--- START ---

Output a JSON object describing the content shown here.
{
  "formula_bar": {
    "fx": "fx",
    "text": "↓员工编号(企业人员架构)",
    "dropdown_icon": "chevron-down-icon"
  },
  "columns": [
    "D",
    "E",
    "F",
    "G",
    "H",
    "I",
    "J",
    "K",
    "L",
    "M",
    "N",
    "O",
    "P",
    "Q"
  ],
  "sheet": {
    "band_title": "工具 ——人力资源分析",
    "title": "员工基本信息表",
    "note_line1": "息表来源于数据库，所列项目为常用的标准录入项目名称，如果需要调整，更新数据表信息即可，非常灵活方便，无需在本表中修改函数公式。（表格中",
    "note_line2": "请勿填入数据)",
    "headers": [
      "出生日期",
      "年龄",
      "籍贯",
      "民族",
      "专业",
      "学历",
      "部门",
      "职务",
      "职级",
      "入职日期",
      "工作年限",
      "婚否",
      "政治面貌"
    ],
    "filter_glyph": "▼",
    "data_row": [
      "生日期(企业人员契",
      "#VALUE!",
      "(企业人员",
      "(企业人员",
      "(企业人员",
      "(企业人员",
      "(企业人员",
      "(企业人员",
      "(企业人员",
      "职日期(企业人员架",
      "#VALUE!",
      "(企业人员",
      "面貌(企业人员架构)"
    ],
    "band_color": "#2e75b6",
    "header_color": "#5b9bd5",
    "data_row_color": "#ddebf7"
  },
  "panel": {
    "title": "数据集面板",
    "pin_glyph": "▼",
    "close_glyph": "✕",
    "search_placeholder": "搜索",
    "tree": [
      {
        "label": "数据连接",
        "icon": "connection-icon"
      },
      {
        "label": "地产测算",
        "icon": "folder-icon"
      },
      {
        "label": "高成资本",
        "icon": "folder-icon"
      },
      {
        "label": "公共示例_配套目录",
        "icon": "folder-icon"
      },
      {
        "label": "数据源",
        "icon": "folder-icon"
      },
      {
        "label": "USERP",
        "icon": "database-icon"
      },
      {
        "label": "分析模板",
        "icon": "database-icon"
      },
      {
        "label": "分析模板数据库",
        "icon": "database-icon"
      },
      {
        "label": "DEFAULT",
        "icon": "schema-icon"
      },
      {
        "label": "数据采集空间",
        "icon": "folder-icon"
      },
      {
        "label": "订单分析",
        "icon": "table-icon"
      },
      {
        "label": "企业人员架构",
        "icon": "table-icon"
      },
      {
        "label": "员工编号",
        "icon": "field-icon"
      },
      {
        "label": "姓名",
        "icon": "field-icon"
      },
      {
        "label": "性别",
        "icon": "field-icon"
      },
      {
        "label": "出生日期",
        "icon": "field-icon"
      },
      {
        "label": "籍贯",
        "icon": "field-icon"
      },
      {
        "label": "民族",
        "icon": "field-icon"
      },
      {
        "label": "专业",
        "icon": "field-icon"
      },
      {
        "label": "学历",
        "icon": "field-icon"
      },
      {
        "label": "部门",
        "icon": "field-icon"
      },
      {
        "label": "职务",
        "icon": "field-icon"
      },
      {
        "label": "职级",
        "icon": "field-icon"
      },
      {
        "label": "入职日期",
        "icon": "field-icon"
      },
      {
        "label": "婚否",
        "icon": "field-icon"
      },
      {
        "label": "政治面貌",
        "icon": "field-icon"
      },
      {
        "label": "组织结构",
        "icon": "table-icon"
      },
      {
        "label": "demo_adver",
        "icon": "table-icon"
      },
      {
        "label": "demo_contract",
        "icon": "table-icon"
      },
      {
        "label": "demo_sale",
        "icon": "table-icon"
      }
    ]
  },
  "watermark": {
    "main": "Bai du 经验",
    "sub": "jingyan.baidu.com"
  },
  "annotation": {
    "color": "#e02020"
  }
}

--- END ---

- **SHORT TASK**
Emit the records above again, exactly, with no line skipped.

- **COMPLETED TASK**
Output a JSON object describing the content shown here.
{
  "formula_bar": {
    "fx": "fx",
    "text": "↓员工编号(企业人员架构)",
    "dropdown_icon": "chevron-down-icon"
  },
  "columns": [
    "D",
    "E",
    "F",
    "G",
    "H",
    "I",
    "J",
    "K",
    "L",
    "M",
    "N",
    "O",
    "P",
    "Q"
  ],
  "sheet": {
    "band_title": "工具 ——人力资源分析",
    "title": "员工基本信息表",
    "note_line1": "息表来源于数据库，所列项目为常用的标准录入项目名称，如果需要调整，更新数据表信息即可，非常灵活方便，无需在本表中修改函数公式。（表格中",
    "note_line2": "请勿填入数据)",
    "headers": [
      "出生日期",
      "年龄",
      "籍贯",
      "民族",
      "专业",
      "学历",
      "部门",
      "职务",
      "职级",
      "入职日期",
      "工作年限",
      "婚否",
      "政治面貌"
    ],
    "filter_glyph": "▼",
    "data_row": [
      "生日期(企业人员契",
      "#VALUE!",
      "(企业人员",
      "(企业人员",
      "(企业人员",
      "(企业人员",
      "(企业人员",
      "(企业人员",
      "(企业人员",
      "职日期(企业人员架",
      "#VALUE!",
      "(企业人员",
      "面貌(企业人员架构)"
    ],
    "band_color": "#2e75b6",
    "header_color": "#5b9bd5",
    "data_row_color": "#ddebf7"
  },
  "panel": {
    "title": "数据集面板",
    "pin_glyph": "▼",
    "close_glyph": "✕",
    "search_placeholder": "搜索",
    "tree": [
      {
        "label": "数据连接",
        "icon": "connection-icon"
      },
      {
        "label": "地产测算",
        "icon": "folder-icon"
      },
      {
        "label": "高成资本",
        "icon": "folder-icon"
      },
      {
        "label": "公共示例_配套目录",
        "icon": "folder-icon"
      },
      {
        "label": "数据源",
        "icon": "folder-icon"
      },
      {
        "label": "USERP",
        "icon": "database-icon"
      },
      {
        "label": "分析模板",
        "icon": "database-icon"
      },
      {
        "label": "分析模板数据库",
        "icon": "database-icon"
      },
      {
        "label": "DEFAULT",
        "icon": "schema-icon"
      },
      {
        "label": "数据采集空间",
        "icon": "folder-icon"
      },
      {
        "label": "订单分析",
        "icon": "table-icon"
      },
      {
        "label": "企业人员架构",
        "icon": "table-icon"
      },
      {
        "label": "员工编号",
        "icon": "field-icon"
      },
      {
        "label": "姓名",
        "icon": "field-icon"
      },
      {
        "label": "性别",
        "icon": "field-icon"
      },
      {
        "label": "出生日期",
        "icon": "field-icon"
      },
      {
        "label": "籍贯",
        "icon": "field-icon"
      },
      {
        "label": "民族",
        "icon": "field-icon"
      },
      {
        "label": "专业",
        "icon": "field-icon"
      },
      {
        "label": "学历",
        "icon": "field-icon"
      },
      {
        "label": "部门",
        "icon": "field-icon"
      },
      {
        "label": "职务",
        "icon": "field-icon"
      },
      {
        "label": "职级",
        "icon": "field-icon"
      },
      {
        "label": "入职日期",
        "icon": "field-icon"
      },
      {
        "label": "婚否",
        "icon": "field-icon"
      },
      {
        "label": "政治面貌",
        "icon": "field-icon"
      },
      {
        "label": "组织结构",
        "icon": "table-icon"
      },
      {
        "label": "demo_adver",
        "icon": "table-icon"
      },
      {
        "label": "demo_contract",
        "icon": "table-icon"
      },
      {
        "label": "demo_sale",
        "icon": "table-icon"
      }
    ]
  },
  "watermark": {
    "main": "Bai du 经验",
    "sub": "jingyan.baidu.com"
  },
  "annotation": {
    "color": "#e02020"
  }
}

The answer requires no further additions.